Below is a listing. Gather each line of it that contains "revizuire".

### Record excerpts
========================================
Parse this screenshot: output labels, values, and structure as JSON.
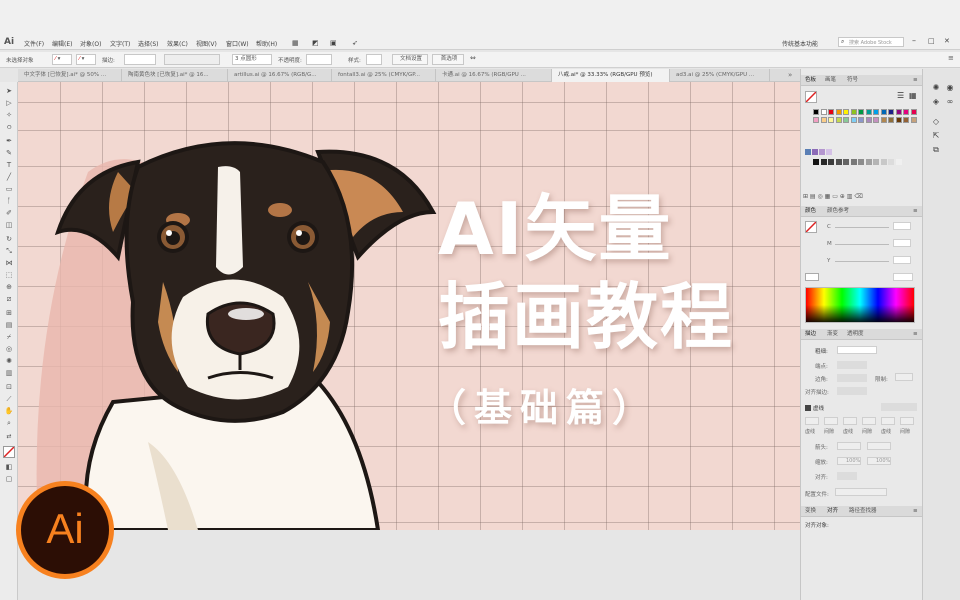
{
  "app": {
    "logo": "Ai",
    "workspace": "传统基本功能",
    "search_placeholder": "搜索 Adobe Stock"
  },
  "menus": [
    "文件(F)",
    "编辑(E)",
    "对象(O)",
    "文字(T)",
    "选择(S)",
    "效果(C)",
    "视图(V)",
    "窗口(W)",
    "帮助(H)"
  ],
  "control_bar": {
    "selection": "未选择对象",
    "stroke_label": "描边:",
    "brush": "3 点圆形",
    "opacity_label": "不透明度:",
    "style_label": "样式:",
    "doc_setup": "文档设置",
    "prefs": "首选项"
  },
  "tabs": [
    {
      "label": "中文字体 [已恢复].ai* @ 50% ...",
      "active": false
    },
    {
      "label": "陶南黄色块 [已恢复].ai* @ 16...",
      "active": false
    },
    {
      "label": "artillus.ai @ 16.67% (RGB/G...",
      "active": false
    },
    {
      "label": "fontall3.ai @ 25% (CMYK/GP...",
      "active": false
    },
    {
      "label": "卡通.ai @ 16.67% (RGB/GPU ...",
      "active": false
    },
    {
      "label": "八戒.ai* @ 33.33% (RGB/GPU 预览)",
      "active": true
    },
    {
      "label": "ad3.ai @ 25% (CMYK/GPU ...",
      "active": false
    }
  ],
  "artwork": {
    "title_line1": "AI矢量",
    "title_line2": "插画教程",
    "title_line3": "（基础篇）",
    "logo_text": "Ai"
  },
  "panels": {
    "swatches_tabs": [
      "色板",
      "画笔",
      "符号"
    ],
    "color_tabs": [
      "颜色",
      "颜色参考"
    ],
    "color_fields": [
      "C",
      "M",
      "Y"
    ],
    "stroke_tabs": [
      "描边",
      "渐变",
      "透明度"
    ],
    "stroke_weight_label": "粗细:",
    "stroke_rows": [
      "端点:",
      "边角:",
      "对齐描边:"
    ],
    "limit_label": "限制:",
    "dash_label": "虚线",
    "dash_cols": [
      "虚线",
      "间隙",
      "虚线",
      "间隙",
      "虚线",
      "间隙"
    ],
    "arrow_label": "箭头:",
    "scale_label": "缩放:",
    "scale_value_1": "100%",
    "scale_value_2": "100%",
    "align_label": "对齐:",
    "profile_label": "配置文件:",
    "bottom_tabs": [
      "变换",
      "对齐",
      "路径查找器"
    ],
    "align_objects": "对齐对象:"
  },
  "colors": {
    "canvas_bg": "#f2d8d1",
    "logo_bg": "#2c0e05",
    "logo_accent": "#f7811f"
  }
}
========================================
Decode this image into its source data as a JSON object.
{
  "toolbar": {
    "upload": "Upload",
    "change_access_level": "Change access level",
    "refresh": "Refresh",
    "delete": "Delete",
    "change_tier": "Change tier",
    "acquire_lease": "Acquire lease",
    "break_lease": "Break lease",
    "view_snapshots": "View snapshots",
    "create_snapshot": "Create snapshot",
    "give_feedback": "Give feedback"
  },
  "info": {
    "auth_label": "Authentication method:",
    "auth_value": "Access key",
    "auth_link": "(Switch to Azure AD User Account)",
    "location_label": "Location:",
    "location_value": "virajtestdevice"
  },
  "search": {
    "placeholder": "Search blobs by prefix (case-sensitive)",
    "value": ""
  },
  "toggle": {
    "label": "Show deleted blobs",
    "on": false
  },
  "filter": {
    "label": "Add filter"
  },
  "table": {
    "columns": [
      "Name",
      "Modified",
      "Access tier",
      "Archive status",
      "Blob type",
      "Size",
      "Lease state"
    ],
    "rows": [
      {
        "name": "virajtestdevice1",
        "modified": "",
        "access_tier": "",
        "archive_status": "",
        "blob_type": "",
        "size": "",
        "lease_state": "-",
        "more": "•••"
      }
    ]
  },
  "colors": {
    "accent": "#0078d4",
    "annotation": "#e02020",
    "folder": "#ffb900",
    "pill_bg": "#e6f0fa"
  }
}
========================================
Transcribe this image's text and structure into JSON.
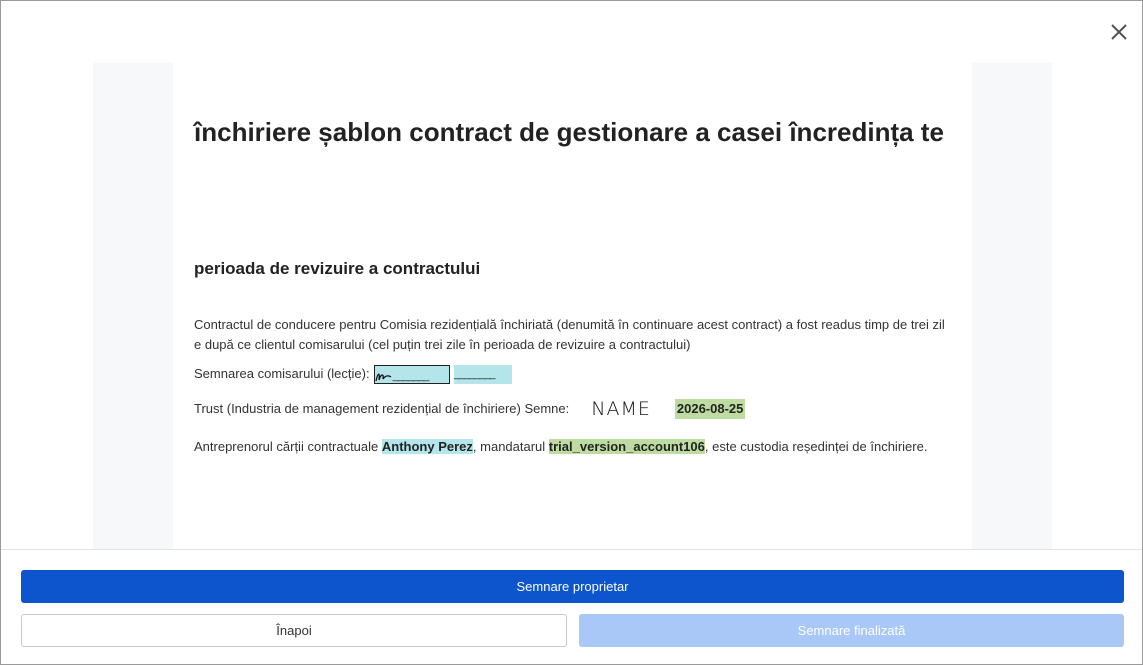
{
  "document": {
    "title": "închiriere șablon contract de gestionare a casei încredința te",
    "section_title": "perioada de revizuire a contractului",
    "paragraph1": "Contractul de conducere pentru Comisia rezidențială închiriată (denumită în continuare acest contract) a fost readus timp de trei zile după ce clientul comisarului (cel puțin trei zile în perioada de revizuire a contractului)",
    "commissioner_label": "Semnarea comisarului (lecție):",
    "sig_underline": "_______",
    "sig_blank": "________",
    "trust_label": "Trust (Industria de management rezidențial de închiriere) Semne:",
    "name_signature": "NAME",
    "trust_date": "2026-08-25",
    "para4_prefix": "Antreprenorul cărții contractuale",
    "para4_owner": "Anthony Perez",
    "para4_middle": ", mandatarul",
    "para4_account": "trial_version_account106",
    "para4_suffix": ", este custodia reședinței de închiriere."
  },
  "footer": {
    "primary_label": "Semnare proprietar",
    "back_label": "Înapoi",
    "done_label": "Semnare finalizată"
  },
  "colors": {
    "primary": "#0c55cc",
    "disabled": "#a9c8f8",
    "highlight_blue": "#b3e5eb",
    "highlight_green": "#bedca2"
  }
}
========================================
### Exercise output
    "section_title": "perioada de revizuire a contractului",
    "paragraph1": "Contractul de conducere pentru Comisia rezidențială închiriată (denumită în continuare acest contract) a fost readus timp de trei zile după ce clientul comisarului (cel puțin trei zile în perioada de revizuire a contractului)",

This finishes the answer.